(Figure collection entries)
—————

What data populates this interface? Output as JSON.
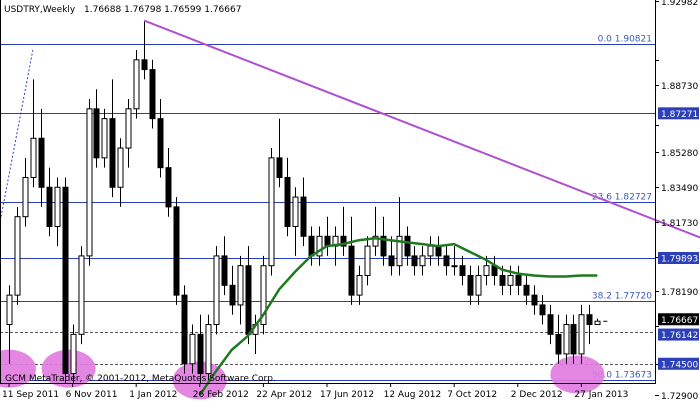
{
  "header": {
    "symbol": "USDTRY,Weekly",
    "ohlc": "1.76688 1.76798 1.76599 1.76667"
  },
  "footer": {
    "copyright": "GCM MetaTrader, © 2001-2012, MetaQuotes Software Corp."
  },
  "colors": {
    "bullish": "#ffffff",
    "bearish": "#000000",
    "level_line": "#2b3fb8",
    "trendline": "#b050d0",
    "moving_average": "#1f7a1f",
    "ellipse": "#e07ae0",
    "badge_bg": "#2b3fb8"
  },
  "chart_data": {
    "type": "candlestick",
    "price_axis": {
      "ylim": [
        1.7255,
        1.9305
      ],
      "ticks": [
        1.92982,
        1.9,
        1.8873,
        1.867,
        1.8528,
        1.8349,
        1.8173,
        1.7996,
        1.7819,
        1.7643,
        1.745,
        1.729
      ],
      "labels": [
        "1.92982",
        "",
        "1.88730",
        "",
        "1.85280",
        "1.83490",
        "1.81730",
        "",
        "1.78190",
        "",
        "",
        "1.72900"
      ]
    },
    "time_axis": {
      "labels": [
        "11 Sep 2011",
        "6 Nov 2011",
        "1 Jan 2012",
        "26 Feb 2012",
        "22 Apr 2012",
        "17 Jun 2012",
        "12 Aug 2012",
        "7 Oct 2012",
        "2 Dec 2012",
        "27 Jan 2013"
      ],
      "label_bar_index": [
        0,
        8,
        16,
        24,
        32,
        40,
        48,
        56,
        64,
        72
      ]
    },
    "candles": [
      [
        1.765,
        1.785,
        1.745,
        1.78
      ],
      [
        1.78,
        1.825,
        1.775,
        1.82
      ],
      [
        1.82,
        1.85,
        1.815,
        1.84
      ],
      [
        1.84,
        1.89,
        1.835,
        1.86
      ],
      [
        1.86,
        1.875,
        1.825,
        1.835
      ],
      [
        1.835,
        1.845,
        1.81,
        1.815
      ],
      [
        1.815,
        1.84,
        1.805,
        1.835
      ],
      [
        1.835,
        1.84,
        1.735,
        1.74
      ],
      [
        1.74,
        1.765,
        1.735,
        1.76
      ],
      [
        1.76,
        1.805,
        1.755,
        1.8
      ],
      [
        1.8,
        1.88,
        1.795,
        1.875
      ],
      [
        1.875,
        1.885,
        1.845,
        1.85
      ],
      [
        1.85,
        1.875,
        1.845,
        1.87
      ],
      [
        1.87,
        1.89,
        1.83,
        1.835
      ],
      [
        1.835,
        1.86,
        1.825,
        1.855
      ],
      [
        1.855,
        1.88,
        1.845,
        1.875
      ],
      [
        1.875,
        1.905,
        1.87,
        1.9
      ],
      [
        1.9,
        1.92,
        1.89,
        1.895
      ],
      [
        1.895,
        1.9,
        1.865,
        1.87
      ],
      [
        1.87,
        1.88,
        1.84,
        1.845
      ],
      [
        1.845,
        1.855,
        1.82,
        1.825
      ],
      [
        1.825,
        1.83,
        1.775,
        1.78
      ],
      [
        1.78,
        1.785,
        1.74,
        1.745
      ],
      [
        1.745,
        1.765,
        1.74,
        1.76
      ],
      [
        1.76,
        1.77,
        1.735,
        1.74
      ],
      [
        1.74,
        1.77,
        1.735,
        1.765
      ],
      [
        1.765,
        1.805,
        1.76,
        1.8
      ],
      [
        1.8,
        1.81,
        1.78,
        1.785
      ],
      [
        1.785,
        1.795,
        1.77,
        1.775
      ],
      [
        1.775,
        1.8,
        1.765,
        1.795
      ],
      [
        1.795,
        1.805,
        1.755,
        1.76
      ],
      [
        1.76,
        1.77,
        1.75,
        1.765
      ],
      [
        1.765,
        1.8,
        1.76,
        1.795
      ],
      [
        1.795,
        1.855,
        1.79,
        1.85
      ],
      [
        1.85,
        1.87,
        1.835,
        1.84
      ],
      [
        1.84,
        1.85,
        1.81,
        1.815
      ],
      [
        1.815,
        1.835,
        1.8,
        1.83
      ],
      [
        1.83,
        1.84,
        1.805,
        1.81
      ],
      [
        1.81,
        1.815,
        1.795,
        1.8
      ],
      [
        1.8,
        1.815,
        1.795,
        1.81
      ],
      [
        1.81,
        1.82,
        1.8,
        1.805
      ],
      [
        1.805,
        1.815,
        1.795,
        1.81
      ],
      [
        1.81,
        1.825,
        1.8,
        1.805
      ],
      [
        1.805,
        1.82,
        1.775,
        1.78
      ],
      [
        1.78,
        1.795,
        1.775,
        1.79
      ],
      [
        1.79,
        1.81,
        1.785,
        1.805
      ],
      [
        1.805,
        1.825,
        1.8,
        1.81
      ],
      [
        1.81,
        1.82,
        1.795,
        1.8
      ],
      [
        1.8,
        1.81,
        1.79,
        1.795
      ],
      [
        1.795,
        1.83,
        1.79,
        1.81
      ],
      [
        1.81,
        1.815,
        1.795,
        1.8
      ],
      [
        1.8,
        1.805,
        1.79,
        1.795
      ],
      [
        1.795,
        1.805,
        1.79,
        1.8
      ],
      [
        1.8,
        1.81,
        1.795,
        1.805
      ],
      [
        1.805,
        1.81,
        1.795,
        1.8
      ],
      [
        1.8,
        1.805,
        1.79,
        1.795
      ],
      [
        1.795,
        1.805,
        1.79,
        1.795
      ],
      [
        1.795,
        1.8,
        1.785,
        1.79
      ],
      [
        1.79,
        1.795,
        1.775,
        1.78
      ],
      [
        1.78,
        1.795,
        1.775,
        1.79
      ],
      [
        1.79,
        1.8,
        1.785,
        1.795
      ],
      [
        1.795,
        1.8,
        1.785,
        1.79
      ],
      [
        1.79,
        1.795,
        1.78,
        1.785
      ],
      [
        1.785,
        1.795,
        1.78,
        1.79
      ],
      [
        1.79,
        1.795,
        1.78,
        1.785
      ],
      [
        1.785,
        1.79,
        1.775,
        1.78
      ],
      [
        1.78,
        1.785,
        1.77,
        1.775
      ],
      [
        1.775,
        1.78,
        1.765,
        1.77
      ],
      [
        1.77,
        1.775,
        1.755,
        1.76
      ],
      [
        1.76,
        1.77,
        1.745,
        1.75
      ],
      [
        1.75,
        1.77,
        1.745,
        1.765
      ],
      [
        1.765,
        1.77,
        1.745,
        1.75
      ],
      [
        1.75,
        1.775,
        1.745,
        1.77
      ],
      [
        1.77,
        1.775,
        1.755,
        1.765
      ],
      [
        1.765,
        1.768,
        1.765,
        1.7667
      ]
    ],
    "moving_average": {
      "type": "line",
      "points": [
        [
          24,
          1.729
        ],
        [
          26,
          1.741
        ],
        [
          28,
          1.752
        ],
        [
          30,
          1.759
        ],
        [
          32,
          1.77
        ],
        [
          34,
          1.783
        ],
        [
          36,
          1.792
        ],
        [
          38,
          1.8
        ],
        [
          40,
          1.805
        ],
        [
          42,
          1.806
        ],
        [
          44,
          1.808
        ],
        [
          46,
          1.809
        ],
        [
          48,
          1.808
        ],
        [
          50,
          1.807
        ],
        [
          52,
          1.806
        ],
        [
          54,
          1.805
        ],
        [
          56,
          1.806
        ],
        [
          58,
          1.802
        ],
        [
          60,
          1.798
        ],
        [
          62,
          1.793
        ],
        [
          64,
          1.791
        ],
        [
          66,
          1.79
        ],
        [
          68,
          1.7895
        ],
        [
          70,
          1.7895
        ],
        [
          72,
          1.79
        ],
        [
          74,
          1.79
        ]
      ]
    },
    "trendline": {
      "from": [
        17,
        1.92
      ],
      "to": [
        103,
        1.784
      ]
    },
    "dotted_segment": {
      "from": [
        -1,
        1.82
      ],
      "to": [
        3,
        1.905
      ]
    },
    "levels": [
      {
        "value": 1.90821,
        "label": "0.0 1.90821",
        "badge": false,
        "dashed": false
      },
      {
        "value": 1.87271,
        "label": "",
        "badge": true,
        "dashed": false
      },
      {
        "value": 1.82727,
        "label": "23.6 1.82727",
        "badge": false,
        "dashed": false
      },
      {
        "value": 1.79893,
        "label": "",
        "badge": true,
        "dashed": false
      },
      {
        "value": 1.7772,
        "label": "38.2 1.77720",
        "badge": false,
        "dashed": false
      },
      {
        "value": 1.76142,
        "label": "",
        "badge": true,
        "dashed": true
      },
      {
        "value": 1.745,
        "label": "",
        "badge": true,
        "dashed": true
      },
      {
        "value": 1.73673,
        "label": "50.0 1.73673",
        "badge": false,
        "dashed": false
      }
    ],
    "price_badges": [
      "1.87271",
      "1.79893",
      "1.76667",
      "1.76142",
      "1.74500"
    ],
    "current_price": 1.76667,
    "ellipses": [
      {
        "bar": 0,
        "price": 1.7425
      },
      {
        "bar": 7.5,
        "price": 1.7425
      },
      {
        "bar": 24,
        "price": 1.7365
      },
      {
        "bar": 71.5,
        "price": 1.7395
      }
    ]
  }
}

—————

▶ **PROBLEM TO SOLVE**
Copy every line in the listing above where the string "value" turns up.

▶ **PROBLEM SOLUTION**
        "value": 1.90821,
        "value": 1.87271,
        "value": 1.82727,
        "value": 1.79893,
        "value": 1.7772,
        "value": 1.76142,
        "value": 1.745,
        "value": 1.73673,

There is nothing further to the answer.